Do this:
Each line should be copied exactly.

Records for processing:
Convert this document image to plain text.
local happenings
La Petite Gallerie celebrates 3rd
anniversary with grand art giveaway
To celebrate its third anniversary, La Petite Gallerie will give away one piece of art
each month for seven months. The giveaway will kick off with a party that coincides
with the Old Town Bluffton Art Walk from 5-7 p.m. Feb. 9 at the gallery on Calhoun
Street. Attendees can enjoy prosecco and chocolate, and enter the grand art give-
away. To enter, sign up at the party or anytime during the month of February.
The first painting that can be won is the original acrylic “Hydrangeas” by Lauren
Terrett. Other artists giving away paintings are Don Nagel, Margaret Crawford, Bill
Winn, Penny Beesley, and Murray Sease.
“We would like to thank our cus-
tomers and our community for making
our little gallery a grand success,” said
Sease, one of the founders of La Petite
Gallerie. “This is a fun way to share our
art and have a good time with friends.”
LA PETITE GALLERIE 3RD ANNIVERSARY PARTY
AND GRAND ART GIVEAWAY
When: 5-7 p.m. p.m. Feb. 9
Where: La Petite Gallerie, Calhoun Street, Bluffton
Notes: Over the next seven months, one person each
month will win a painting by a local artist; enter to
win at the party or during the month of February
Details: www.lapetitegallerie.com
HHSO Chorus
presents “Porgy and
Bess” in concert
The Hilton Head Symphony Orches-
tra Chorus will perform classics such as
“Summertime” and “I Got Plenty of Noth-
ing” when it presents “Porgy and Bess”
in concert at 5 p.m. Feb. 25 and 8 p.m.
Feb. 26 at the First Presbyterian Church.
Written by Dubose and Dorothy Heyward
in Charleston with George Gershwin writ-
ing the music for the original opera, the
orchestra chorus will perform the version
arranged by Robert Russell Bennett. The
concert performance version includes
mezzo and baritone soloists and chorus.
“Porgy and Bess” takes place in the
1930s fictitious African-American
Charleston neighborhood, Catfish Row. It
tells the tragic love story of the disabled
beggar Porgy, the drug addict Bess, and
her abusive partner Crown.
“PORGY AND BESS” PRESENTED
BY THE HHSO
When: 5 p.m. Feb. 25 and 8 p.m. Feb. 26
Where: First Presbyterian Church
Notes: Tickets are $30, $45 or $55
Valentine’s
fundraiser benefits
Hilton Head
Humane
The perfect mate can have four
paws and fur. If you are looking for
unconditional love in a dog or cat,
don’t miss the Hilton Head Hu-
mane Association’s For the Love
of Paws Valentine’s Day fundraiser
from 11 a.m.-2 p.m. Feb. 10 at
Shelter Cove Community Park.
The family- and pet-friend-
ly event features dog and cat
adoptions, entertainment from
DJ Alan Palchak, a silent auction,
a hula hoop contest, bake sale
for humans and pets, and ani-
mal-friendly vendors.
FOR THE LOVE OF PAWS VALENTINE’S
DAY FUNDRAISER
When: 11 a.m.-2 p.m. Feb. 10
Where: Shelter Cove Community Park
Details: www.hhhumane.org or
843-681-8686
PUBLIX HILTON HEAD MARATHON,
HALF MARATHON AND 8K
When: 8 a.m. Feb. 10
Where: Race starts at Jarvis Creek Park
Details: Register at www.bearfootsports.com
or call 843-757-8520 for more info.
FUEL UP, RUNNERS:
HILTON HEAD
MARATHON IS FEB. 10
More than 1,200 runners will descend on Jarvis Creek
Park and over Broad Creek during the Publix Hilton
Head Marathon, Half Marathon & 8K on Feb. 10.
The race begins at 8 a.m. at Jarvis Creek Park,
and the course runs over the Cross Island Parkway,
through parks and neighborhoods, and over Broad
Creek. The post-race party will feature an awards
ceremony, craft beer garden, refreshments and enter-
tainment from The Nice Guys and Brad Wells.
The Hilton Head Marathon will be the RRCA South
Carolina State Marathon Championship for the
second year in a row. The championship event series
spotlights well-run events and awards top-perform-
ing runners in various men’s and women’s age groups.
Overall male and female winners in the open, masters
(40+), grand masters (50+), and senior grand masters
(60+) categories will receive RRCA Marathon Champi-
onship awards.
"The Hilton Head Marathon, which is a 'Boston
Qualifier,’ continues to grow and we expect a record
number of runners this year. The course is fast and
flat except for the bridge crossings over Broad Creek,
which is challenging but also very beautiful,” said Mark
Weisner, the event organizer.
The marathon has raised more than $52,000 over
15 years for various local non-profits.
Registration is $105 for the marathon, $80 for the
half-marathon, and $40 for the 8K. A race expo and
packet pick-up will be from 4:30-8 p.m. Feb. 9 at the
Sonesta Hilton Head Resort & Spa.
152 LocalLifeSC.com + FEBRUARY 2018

Output of the exercise:
Convert this document image to plain text.
local happenings
La Petite Gallerie celebrates 3rd
anniversary with grand art giveaway
To celebrate its third anniversary, La Petite Gallerie will give away one piece of art
each month for seven months. The giveaway will kick off with a party that coincides
with the Old Town Bluffton Art Walk from 5-7 p.m. Feb. 9 at the gallery on Calhoun
Street. Attendees can enjoy prosecco and chocolate, and enter the grand art give-
away. To enter, sign up at the party or anytime during the month of February.
The first painting that can be won is the original acrylic “Hydrangeas” by Lauren
Terrett. Other artists giving away paintings are Don Nagel, Margaret Crawford, Bill
Winn, Penny Beesley, and Murray Sease.
“We would like to thank our cus-
tomers and our community for making
our little gallery a grand success,” said
Sease, one of the founders of La Petite
Gallerie. “This is a fun way to share our
art and have a good time with friends.”
LA PETITE GALLERIE 3RD ANNIVERSARY PARTY
AND GRAND ART GIVEAWAY
When: 5-7 p.m. p.m. Feb. 9
Where: La Petite Gallerie, Calhoun Street, Bluffton
Notes: Over the next seven months, one person each
month will win a painting by a local artist; enter to
win at the party or during the month of February
Details: www.lapetitegallerie.com
HHSO Chorus
presents “Porgy and
Bess” in concert
The Hilton Head Symphony Orches-
tra Chorus will perform classics such as
“Summertime” and “I Got Plenty of Noth-
ing” when it presents “Porgy and Bess”
in concert at 5 p.m. Feb. 25 and 8 p.m.
Feb. 26 at the First Presbyterian Church.
Written by Dubose and Dorothy Heyward
in Charleston with George Gershwin writ-
ing the music for the original opera, the
orchestra chorus will perform the version
arranged by Robert Russell Bennett. The
concert performance version includes
mezzo and baritone soloists and chorus.
“Porgy and Bess” takes place in the
1930s fictitious African-American
Charleston neighborhood, Catfish Row. It
tells the tragic love story of the disabled
beggar Porgy, the drug addict Bess, and
her abusive partner Crown.
“PORGY AND BESS” PRESENTED
BY THE HHSO
When: 5 p.m. Feb. 25 and 8 p.m. Feb. 26
Where: First Presbyterian Church
Notes: Tickets are $30, $45 or $55
Valentine’s
fundraiser benefits
Hilton Head
Humane
The perfect mate can have four
paws and fur. If you are looking for
unconditional love in a dog or cat,
don’t miss the Hilton Head Hu-
mane Association’s For the Love
of Paws Valentine’s Day fundraiser
from 11 a.m.-2 p.m. Feb. 10 at
Shelter Cove Community Park.
The family- and pet-friend-
ly event features dog and cat
adoptions, entertainment from
DJ Alan Palchak, a silent auction,
a hula hoop contest, bake sale
for humans and pets, and ani-
mal-friendly vendors.
FOR THE LOVE OF PAWS VALENTINE’S
DAY FUNDRAISER
When: 11 a.m.-2 p.m. Feb. 10
Where: Shelter Cove Community Park
Details: www.hhhumane.org or
843-681-8686
PUBLIX HILTON HEAD MARATHON,
HALF MARATHON AND 8K
When: 8 a.m. Feb. 10
Where: Race starts at Jarvis Creek Park
Details: Register at www.bearfootsports.com
or call 843-757-8520 for more info.
FUEL UP, RUNNERS:
HILTON HEAD
MARATHON IS FEB. 10
More than 1,200 runners will descend on Jarvis Creek
Park and over Broad Creek during the Publix Hilton
Head Marathon, Half Marathon & 8K on Feb. 10.
The race begins at 8 a.m. at Jarvis Creek Park,
and the course runs over the Cross Island Parkway,
through parks and neighborhoods, and over Broad
Creek. The post-race party will feature an awards
ceremony, craft beer garden, refreshments and enter-
tainment from The Nice Guys and Brad Wells.
The Hilton Head Marathon will be the RRCA South
Carolina State Marathon Championship for the
second year in a row. The championship event series
spotlights well-run events and awards top-perform-
ing runners in various men’s and women’s age groups.
Overall male and female winners in the open, masters
(40+), grand masters (50+), and senior grand masters
(60+) categories will receive RRCA Marathon Champi-
onship awards.
"The Hilton Head Marathon, which is a 'Boston
Qualifier,’ continues to grow and we expect a record
number of runners this year. The course is fast and
flat except for the bridge crossings over Broad Creek,
which is challenging but also very beautiful,” said Mark
Weisner, the event organizer.
The marathon has raised more than $52,000 over
15 years for various local non-profits.
Registration is $105 for the marathon, $80 for the
half-marathon, and $40 for the 8K. A race expo and
packet pick-up will be from 4:30-8 p.m. Feb. 9 at the
Sonesta Hilton Head Resort & Spa.
152 LocalLifeSC.com + FEBRUARY 2018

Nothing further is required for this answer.